§ TASK DIRECTIONS
Extract each record and reproduce it exactly.
"""
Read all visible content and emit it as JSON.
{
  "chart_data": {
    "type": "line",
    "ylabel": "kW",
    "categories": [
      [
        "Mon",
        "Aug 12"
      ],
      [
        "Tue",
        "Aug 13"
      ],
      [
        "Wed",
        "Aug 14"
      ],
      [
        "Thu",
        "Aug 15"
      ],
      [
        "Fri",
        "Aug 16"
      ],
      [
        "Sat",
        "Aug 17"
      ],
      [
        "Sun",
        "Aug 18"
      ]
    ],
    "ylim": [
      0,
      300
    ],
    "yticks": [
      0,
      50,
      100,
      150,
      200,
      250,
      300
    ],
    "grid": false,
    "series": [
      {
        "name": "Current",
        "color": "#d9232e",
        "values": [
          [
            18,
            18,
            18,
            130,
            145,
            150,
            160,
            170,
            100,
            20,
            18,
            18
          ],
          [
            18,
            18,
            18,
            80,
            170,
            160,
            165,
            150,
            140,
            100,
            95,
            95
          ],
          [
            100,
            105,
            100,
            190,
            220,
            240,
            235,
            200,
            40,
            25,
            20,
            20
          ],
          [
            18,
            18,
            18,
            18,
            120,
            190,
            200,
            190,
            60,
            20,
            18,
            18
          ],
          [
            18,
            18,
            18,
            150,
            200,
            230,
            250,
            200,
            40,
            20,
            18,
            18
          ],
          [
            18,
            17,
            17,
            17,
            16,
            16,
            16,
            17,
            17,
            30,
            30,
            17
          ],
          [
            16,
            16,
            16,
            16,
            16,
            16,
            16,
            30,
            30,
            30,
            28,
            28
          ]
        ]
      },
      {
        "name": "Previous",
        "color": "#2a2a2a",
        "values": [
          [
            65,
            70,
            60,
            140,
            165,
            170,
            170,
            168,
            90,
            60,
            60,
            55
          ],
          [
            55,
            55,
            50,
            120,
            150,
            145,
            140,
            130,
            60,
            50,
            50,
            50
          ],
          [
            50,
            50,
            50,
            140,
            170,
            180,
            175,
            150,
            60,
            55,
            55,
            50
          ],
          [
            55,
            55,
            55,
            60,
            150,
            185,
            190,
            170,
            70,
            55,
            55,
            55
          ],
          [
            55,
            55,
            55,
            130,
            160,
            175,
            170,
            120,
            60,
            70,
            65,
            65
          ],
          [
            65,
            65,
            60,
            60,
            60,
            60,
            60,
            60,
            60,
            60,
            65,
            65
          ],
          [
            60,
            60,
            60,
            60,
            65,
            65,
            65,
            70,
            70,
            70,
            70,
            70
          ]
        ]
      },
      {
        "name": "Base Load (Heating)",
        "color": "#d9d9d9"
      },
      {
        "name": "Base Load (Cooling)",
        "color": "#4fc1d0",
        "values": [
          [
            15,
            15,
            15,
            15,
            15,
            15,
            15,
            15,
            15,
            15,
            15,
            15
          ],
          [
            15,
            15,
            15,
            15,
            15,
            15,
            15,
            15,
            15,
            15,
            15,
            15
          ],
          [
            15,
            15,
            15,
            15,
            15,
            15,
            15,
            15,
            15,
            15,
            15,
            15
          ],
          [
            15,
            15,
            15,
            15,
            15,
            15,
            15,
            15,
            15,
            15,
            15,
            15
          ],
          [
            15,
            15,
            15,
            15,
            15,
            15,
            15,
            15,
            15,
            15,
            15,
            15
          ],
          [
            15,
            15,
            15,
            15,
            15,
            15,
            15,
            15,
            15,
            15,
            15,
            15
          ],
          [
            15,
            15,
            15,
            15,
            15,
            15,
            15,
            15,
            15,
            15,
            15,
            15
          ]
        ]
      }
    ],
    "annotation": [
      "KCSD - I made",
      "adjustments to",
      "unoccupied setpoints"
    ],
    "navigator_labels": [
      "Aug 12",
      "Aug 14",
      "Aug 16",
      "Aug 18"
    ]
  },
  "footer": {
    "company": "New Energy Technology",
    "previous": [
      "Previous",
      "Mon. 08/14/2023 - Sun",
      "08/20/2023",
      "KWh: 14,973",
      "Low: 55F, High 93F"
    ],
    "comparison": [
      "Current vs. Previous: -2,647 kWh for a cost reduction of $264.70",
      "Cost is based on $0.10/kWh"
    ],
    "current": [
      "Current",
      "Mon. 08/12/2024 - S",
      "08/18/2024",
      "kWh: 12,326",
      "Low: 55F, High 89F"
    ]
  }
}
"""
§ REPLY TO THE EXERCISE
Read all visible content and emit it as JSON.
{
  "chart_data": {
    "type": "line",
    "ylabel": "kW",
    "categories": [
      [
        "Mon",
        "Aug 12"
      ],
      [
        "Tue",
        "Aug 13"
      ],
      [
        "Wed",
        "Aug 14"
      ],
      [
        "Thu",
        "Aug 15"
      ],
      [
        "Fri",
        "Aug 16"
      ],
      [
        "Sat",
        "Aug 17"
      ],
      [
        "Sun",
        "Aug 18"
      ]
    ],
    "ylim": [
      0,
      300
    ],
    "yticks": [
      0,
      50,
      100,
      150,
      200,
      250,
      300
    ],
    "grid": false,
    "series": [
      {
        "name": "Current",
        "color": "#d9232e",
        "values": [
          [
            18,
            18,
            18,
            130,
            145,
            150,
            160,
            170,
            100,
            20,
            18,
            18
          ],
          [
            18,
            18,
            18,
            80,
            170,
            160,
            165,
            150,
            140,
            100,
            95,
            95
          ],
          [
            100,
            105,
            100,
            190,
            220,
            240,
            235,
            200,
            40,
            25,
            20,
            20
          ],
          [
            18,
            18,
            18,
            18,
            120,
            190,
            200,
            190,
            60,
            20,
            18,
            18
          ],
          [
            18,
            18,
            18,
            150,
            200,
            230,
            250,
            200,
            40,
            20,
            18,
            18
          ],
          [
            18,
            17,
            17,
            17,
            16,
            16,
            16,
            17,
            17,
            30,
            30,
            17
          ],
          [
            16,
            16,
            16,
            16,
            16,
            16,
            16,
            30,
            30,
            30,
            28,
            28
          ]
        ]
      },
      {
        "name": "Previous",
        "color": "#2a2a2a",
        "values": [
          [
            65,
            70,
            60,
            140,
            165,
            170,
            170,
            168,
            90,
            60,
            60,
            55
          ],
          [
            55,
            55,
            50,
            120,
            150,
            145,
            140,
            130,
            60,
            50,
            50,
            50
          ],
          [
            50,
            50,
            50,
            140,
            170,
            180,
            175,
            150,
            60,
            55,
            55,
            50
          ],
          [
            55,
            55,
            55,
            60,
            150,
            185,
            190,
            170,
            70,
            55,
            55,
            55
          ],
          [
            55,
            55,
            55,
            130,
            160,
            175,
            170,
            120,
            60,
            70,
            65,
            65
          ],
          [
            65,
            65,
            60,
            60,
            60,
            60,
            60,
            60,
            60,
            60,
            65,
            65
          ],
          [
            60,
            60,
            60,
            60,
            65,
            65,
            65,
            70,
            70,
            70,
            70,
            70
          ]
        ]
      },
      {
        "name": "Base Load (Heating)",
        "color": "#d9d9d9"
      },
      {
        "name": "Base Load (Cooling)",
        "color": "#4fc1d0",
        "values": [
          [
            15,
            15,
            15,
            15,
            15,
            15,
            15,
            15,
            15,
            15,
            15,
            15
          ],
          [
            15,
            15,
            15,
            15,
            15,
            15,
            15,
            15,
            15,
            15,
            15,
            15
          ],
          [
            15,
            15,
            15,
            15,
            15,
            15,
            15,
            15,
            15,
            15,
            15,
            15
          ],
          [
            15,
            15,
            15,
            15,
            15,
            15,
            15,
            15,
            15,
            15,
            15,
            15
          ],
          [
            15,
            15,
            15,
            15,
            15,
            15,
            15,
            15,
            15,
            15,
            15,
            15
          ],
          [
            15,
            15,
            15,
            15,
            15,
            15,
            15,
            15,
            15,
            15,
            15,
            15
          ],
          [
            15,
            15,
            15,
            15,
            15,
            15,
            15,
            15,
            15,
            15,
            15,
            15
          ]
        ]
      }
    ],
    "annotation": [
      "KCSD - I made",
      "adjustments to",
      "unoccupied setpoints"
    ],
    "navigator_labels": [
      "Aug 12",
      "Aug 14",
      "Aug 16",
      "Aug 18"
    ]
  },
  "footer": {
    "company": "New Energy Technology",
    "previous": [
      "Previous",
      "Mon. 08/14/2023 - Sun",
      "08/20/2023",
      "KWh: 14,973",
      "Low: 55F, High 93F"
    ],
    "comparison": [
      "Current vs. Previous: -2,647 kWh for a cost reduction of $264.70",
      "Cost is based on $0.10/kWh"
    ],
    "current": [
      "Current",
      "Mon. 08/12/2024 - S",
      "08/18/2024",
      "kWh: 12,326",
      "Low: 55F, High 89F"
    ]
  }
}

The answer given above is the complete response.